**WHAT YOU ARE ASKED TO DO**
Copy every record word for word.

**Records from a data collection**
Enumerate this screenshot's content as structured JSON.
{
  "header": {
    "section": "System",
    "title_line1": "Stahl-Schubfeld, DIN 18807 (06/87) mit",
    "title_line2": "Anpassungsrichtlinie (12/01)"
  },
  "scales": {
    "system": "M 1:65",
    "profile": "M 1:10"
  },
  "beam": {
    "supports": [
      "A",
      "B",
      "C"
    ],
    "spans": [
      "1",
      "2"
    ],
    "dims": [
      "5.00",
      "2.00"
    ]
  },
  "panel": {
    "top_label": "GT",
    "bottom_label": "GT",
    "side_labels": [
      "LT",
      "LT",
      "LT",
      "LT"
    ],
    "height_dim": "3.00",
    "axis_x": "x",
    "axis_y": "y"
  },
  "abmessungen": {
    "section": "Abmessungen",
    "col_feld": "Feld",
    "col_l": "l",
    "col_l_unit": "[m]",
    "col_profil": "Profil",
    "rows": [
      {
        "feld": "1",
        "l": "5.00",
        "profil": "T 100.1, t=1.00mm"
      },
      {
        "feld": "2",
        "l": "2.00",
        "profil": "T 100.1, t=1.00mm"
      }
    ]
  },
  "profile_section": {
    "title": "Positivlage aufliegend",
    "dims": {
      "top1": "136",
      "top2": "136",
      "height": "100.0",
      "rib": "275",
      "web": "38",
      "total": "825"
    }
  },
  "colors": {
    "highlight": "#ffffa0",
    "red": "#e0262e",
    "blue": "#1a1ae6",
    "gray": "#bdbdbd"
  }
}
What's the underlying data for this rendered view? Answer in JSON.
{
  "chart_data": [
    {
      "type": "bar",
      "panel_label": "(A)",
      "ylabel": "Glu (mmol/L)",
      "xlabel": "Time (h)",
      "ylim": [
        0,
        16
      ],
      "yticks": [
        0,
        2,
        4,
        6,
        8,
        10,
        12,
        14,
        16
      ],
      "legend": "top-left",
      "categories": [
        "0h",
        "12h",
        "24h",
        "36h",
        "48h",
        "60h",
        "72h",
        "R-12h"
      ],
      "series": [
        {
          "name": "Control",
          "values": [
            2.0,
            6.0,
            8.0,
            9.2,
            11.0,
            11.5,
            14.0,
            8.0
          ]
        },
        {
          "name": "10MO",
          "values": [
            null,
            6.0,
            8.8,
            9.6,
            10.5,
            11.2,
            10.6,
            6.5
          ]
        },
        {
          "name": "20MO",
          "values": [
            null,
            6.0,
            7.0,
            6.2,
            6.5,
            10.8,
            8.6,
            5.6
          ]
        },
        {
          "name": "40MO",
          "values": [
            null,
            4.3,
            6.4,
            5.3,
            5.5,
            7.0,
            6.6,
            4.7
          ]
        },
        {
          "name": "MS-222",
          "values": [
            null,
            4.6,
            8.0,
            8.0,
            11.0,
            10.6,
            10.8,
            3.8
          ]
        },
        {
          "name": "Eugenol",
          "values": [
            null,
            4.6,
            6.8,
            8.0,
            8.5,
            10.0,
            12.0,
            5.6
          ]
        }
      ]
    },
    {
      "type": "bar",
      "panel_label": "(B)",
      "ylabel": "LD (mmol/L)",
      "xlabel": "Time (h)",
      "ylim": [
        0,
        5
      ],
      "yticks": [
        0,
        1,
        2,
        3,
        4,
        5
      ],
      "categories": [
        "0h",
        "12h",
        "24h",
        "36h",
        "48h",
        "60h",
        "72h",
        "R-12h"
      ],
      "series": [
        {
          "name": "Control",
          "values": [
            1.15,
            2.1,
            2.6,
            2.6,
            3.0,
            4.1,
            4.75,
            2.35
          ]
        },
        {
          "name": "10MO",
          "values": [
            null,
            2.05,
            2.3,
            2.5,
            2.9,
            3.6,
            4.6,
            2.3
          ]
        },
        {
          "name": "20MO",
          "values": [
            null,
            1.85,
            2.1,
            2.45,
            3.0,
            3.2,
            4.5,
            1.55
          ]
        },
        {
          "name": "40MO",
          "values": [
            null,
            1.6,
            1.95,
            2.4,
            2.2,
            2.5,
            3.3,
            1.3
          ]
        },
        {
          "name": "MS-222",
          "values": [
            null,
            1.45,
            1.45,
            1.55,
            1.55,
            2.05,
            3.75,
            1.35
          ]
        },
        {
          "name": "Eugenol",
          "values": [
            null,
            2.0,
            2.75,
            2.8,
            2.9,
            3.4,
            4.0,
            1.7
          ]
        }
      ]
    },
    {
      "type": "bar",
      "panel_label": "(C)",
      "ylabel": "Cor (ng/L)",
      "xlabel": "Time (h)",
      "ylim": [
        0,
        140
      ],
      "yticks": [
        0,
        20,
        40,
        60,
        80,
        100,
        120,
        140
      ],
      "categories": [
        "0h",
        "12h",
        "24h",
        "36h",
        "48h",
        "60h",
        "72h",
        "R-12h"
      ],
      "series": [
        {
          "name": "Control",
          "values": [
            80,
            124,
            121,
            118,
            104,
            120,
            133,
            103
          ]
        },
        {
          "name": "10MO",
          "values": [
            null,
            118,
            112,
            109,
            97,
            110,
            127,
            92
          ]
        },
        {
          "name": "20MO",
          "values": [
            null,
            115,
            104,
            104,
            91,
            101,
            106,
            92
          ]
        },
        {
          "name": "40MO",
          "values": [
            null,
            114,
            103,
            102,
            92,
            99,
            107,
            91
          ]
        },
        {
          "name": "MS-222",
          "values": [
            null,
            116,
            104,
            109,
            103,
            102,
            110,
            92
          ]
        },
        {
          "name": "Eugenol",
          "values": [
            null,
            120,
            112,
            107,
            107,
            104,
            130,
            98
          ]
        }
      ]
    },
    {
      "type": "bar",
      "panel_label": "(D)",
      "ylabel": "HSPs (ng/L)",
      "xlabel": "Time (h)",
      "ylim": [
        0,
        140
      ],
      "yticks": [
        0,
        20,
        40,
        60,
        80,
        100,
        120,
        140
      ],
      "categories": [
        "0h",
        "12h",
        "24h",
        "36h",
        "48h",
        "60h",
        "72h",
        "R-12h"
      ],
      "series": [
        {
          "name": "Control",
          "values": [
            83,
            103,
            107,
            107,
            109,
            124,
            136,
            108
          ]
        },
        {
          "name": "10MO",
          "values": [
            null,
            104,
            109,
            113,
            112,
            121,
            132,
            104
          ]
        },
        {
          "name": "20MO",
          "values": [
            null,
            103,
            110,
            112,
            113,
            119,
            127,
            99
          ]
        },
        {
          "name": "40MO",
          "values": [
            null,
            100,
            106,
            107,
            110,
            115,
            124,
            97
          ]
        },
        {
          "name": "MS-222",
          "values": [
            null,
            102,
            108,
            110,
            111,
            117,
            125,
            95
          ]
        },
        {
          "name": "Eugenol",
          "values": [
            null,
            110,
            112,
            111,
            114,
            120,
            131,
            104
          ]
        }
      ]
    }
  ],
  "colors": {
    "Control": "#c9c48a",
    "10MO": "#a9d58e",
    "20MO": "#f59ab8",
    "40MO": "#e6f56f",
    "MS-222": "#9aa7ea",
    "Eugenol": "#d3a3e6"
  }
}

**FINISHED EXERCISE**
Enumerate this screenshot's content as structured JSON.
{
  "header": {
    "section": "System",
    "title_line1": "Stahl-Schubfeld, DIN 18807 (06/87) mit",
    "title_line2": "Anpassungsrichtlinie (12/01)"
  },
  "scales": {
    "system": "M 1:65",
    "profile": "M 1:10"
  },
  "beam": {
    "supports": [
      "A",
      "B",
      "C"
    ],
    "spans": [
      "1",
      "2"
    ],
    "dims": [
      "5.00",
      "2.00"
    ]
  },
  "panel": {
    "top_label": "GT",
    "bottom_label": "GT",
    "side_labels": [
      "LT",
      "LT",
      "LT",
      "LT"
    ],
    "height_dim": "3.00",
    "axis_x": "x",
    "axis_y": "y"
  },
  "abmessungen": {
    "section": "Abmessungen",
    "col_feld": "Feld",
    "col_l": "l",
    "col_l_unit": "[m]",
    "col_profil": "Profil",
    "rows": [
      {
        "feld": "1",
        "l": "5.00",
        "profil": "T 100.1, t=1.00mm"
      },
      {
        "feld": "2",
        "l": "2.00",
        "profil": "T 100.1, t=1.00mm"
      }
    ]
  },
  "profile_section": {
    "title": "Positivlage aufliegend",
    "dims": {
      "top1": "136",
      "top2": "136",
      "height": "100.0",
      "rib": "275",
      "web": "38",
      "total": "825"
    }
  },
  "colors": {
    "highlight": "#ffffa0",
    "red": "#e0262e",
    "blue": "#1a1ae6",
    "gray": "#bdbdbd"
  }
}
What's the underlying data for this rendered view? Answer in JSON.
{
  "chart_data": [
    {
      "type": "bar",
      "panel_label": "(A)",
      "ylabel": "Glu (mmol/L)",
      "xlabel": "Time (h)",
      "ylim": [
        0,
        16
      ],
      "yticks": [
        0,
        2,
        4,
        6,
        8,
        10,
        12,
        14,
        16
      ],
      "legend": "top-left",
      "categories": [
        "0h",
        "12h",
        "24h",
        "36h",
        "48h",
        "60h",
        "72h",
        "R-12h"
      ],
      "series": [
        {
          "name": "Control",
          "values": [
            2.0,
            6.0,
            8.0,
            9.2,
            11.0,
            11.5,
            14.0,
            8.0
          ]
        },
        {
          "name": "10MO",
          "values": [
            null,
            6.0,
            8.8,
            9.6,
            10.5,
            11.2,
            10.6,
            6.5
          ]
        },
        {
          "name": "20MO",
          "values": [
            null,
            6.0,
            7.0,
            6.2,
            6.5,
            10.8,
            8.6,
            5.6
          ]
        },
        {
          "name": "40MO",
          "values": [
            null,
            4.3,
            6.4,
            5.3,
            5.5,
            7.0,
            6.6,
            4.7
          ]
        },
        {
          "name": "MS-222",
          "values": [
            null,
            4.6,
            8.0,
            8.0,
            11.0,
            10.6,
            10.8,
            3.8
          ]
        },
        {
          "name": "Eugenol",
          "values": [
            null,
            4.6,
            6.8,
            8.0,
            8.5,
            10.0,
            12.0,
            5.6
          ]
        }
      ]
    },
    {
      "type": "bar",
      "panel_label": "(B)",
      "ylabel": "LD (mmol/L)",
      "xlabel": "Time (h)",
      "ylim": [
        0,
        5
      ],
      "yticks": [
        0,
        1,
        2,
        3,
        4,
        5
      ],
      "categories": [
        "0h",
        "12h",
        "24h",
        "36h",
        "48h",
        "60h",
        "72h",
        "R-12h"
      ],
      "series": [
        {
          "name": "Control",
          "values": [
            1.15,
            2.1,
            2.6,
            2.6,
            3.0,
            4.1,
            4.75,
            2.35
          ]
        },
        {
          "name": "10MO",
          "values": [
            null,
            2.05,
            2.3,
            2.5,
            2.9,
            3.6,
            4.6,
            2.3
          ]
        },
        {
          "name": "20MO",
          "values": [
            null,
            1.85,
            2.1,
            2.45,
            3.0,
            3.2,
            4.5,
            1.55
          ]
        },
        {
          "name": "40MO",
          "values": [
            null,
            1.6,
            1.95,
            2.4,
            2.2,
            2.5,
            3.3,
            1.3
          ]
        },
        {
          "name": "MS-222",
          "values": [
            null,
            1.45,
            1.45,
            1.55,
            1.55,
            2.05,
            3.75,
            1.35
          ]
        },
        {
          "name": "Eugenol",
          "values": [
            null,
            2.0,
            2.75,
            2.8,
            2.9,
            3.4,
            4.0,
            1.7
          ]
        }
      ]
    },
    {
      "type": "bar",
      "panel_label": "(C)",
      "ylabel": "Cor (ng/L)",
      "xlabel": "Time (h)",
      "ylim": [
        0,
        140
      ],
      "yticks": [
        0,
        20,
        40,
        60,
        80,
        100,
        120,
        140
      ],
      "categories": [
        "0h",
        "12h",
        "24h",
        "36h",
        "48h",
        "60h",
        "72h",
        "R-12h"
      ],
      "series": [
        {
          "name": "Control",
          "values": [
            80,
            124,
            121,
            118,
            104,
            120,
            133,
            103
          ]
        },
        {
          "name": "10MO",
          "values": [
            null,
            118,
            112,
            109,
            97,
            110,
            127,
            92
          ]
        },
        {
          "name": "20MO",
          "values": [
            null,
            115,
            104,
            104,
            91,
            101,
            106,
            92
          ]
        },
        {
          "name": "40MO",
          "values": [
            null,
            114,
            103,
            102,
            92,
            99,
            107,
            91
          ]
        },
        {
          "name": "MS-222",
          "values": [
            null,
            116,
            104,
            109,
            103,
            102,
            110,
            92
          ]
        },
        {
          "name": "Eugenol",
          "values": [
            null,
            120,
            112,
            107,
            107,
            104,
            130,
            98
          ]
        }
      ]
    },
    {
      "type": "bar",
      "panel_label": "(D)",
      "ylabel": "HSPs (ng/L)",
      "xlabel": "Time (h)",
      "ylim": [
        0,
        140
      ],
      "yticks": [
        0,
        20,
        40,
        60,
        80,
        100,
        120,
        140
      ],
      "categories": [
        "0h",
        "12h",
        "24h",
        "36h",
        "48h",
        "60h",
        "72h",
        "R-12h"
      ],
      "series": [
        {
          "name": "Control",
          "values": [
            83,
            103,
            107,
            107,
            109,
            124,
            136,
            108
          ]
        },
        {
          "name": "10MO",
          "values": [
            null,
            104,
            109,
            113,
            112,
            121,
            132,
            104
          ]
        },
        {
          "name": "20MO",
          "values": [
            null,
            103,
            110,
            112,
            113,
            119,
            127,
            99
          ]
        },
        {
          "name": "40MO",
          "values": [
            null,
            100,
            106,
            107,
            110,
            115,
            124,
            97
          ]
        },
        {
          "name": "MS-222",
          "values": [
            null,
            102,
            108,
            110,
            111,
            117,
            125,
            95
          ]
        },
        {
          "name": "Eugenol",
          "values": [
            null,
            110,
            112,
            111,
            114,
            120,
            131,
            104
          ]
        }
      ]
    }
  ],
  "colors": {
    "Control": "#c9c48a",
    "10MO": "#a9d58e",
    "20MO": "#f59ab8",
    "40MO": "#e6f56f",
    "MS-222": "#9aa7ea",
    "Eugenol": "#d3a3e6"
  }
}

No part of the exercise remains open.